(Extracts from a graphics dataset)

=-=-=

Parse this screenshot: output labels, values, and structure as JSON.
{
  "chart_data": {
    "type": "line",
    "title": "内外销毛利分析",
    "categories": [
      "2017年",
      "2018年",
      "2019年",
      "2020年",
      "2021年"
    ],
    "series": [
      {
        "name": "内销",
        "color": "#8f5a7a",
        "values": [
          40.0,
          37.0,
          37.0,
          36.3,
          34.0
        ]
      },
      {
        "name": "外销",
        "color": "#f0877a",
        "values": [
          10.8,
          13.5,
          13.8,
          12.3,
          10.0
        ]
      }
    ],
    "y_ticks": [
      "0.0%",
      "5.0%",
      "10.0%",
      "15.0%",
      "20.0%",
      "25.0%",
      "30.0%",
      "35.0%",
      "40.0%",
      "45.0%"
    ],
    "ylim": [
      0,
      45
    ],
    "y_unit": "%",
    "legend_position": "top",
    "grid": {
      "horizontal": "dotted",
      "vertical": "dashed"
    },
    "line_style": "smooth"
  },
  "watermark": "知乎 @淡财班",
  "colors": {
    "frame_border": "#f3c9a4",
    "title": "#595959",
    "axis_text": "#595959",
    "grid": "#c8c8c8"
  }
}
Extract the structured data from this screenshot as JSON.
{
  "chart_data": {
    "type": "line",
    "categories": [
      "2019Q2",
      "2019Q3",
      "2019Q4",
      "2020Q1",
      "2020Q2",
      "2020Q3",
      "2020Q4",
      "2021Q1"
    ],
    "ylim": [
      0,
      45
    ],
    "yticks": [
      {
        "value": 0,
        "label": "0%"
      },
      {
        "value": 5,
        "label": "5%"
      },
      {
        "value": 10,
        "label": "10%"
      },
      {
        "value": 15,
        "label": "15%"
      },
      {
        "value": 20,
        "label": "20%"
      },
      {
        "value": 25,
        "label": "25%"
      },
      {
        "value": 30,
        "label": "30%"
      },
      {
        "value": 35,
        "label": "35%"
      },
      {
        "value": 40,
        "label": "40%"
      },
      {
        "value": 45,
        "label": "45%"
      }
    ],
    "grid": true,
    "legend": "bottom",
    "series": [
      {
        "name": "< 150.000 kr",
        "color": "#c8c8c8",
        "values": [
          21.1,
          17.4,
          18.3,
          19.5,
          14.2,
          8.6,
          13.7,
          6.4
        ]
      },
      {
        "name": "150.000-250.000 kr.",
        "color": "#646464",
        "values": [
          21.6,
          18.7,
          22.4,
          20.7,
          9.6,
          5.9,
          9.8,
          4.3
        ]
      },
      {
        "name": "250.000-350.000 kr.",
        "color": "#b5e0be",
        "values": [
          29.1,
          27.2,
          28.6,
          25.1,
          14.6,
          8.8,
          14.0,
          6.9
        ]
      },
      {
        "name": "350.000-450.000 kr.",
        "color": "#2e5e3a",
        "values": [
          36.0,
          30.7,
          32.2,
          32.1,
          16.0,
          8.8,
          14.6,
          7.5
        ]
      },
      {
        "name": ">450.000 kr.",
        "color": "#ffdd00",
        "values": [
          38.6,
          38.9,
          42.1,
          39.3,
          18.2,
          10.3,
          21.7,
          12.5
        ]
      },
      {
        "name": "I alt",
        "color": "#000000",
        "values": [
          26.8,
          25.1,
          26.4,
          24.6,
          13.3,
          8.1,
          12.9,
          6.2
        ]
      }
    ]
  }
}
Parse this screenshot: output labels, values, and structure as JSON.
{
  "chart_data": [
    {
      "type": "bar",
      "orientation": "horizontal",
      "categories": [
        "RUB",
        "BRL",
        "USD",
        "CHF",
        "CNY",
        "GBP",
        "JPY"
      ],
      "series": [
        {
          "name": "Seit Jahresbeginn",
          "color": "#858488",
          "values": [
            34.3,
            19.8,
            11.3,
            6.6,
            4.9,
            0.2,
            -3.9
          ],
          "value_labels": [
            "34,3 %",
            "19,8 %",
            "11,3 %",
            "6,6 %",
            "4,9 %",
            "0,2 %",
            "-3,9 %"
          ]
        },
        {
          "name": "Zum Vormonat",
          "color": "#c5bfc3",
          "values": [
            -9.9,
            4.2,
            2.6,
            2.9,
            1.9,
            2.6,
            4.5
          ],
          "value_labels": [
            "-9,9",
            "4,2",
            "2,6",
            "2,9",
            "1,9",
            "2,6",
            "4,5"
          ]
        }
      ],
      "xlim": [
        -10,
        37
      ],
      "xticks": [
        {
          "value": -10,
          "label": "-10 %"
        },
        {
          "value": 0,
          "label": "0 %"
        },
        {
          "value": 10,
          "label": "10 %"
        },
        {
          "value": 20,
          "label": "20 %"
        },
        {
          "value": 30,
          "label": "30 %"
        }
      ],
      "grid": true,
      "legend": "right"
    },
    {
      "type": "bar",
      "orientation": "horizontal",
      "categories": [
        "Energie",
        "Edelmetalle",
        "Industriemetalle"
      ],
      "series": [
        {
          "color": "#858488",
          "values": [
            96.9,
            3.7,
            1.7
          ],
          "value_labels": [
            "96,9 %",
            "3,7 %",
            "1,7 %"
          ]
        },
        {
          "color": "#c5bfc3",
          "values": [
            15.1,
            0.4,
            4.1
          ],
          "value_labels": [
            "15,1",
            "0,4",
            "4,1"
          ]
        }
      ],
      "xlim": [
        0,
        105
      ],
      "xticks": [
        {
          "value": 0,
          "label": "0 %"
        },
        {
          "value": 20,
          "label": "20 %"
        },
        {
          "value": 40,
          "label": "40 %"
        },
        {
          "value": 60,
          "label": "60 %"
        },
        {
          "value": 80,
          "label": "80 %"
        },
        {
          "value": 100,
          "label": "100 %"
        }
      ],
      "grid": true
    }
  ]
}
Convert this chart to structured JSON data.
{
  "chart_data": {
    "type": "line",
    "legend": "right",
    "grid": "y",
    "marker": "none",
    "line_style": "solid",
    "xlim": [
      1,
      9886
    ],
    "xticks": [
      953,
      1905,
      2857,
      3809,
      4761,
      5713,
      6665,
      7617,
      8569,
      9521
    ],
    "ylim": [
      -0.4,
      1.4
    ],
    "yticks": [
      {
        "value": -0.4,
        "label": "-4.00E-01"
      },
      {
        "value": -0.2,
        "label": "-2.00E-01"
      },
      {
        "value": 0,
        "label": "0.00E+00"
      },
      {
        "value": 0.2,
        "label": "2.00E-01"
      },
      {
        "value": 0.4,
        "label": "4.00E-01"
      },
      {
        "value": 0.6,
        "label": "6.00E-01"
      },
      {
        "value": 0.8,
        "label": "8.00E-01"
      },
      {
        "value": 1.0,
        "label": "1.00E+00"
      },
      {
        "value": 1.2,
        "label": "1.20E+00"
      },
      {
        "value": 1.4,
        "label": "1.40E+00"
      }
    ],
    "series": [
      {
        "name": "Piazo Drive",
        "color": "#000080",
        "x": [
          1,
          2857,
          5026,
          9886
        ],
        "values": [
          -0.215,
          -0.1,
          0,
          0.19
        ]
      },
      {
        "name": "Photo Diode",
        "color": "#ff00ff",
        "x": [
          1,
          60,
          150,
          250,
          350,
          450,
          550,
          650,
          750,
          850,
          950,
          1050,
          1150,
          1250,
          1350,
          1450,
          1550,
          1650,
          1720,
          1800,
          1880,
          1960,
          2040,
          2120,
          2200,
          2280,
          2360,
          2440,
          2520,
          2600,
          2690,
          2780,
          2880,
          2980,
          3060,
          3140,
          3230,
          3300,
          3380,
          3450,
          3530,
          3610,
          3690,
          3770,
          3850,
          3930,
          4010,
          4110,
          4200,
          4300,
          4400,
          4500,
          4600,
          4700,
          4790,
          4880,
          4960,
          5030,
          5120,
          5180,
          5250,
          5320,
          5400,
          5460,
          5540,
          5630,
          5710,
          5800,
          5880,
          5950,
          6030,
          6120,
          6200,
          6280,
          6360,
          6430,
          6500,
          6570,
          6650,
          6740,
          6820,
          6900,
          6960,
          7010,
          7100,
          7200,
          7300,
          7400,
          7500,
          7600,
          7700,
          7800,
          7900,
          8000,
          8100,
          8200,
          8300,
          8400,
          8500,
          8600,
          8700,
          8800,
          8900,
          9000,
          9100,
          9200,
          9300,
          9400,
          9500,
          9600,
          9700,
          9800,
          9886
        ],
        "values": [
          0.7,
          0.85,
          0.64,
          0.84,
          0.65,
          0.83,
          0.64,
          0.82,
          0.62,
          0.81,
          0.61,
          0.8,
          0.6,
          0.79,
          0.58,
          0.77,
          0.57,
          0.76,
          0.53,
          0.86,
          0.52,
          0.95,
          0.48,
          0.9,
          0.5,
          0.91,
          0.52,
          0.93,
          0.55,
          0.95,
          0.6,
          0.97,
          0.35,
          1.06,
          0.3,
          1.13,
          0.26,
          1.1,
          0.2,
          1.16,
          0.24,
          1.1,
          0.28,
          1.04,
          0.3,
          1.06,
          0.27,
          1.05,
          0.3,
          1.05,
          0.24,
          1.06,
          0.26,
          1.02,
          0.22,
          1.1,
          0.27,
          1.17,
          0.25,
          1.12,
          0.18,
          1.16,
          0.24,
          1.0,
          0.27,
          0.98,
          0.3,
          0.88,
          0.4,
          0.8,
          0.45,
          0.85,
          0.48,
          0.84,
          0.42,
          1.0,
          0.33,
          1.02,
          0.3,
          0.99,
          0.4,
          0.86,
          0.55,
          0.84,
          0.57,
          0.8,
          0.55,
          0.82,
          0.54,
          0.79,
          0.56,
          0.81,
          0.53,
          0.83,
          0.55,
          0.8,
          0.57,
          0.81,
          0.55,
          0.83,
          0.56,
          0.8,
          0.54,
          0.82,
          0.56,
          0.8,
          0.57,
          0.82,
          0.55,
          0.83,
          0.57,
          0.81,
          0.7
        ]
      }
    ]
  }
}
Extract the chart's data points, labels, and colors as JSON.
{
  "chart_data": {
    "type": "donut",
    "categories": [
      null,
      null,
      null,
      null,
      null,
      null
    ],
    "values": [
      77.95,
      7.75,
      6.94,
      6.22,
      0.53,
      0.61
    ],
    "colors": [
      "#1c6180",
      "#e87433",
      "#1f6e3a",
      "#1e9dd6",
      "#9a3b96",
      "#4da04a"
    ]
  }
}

=-=-=

What you have to do: Your task is to gather every line with the word "colors" and copy it.

Complete response:
  "colors": {
Extract the chart's data points, labels, and colors as JSON.
    "colors": [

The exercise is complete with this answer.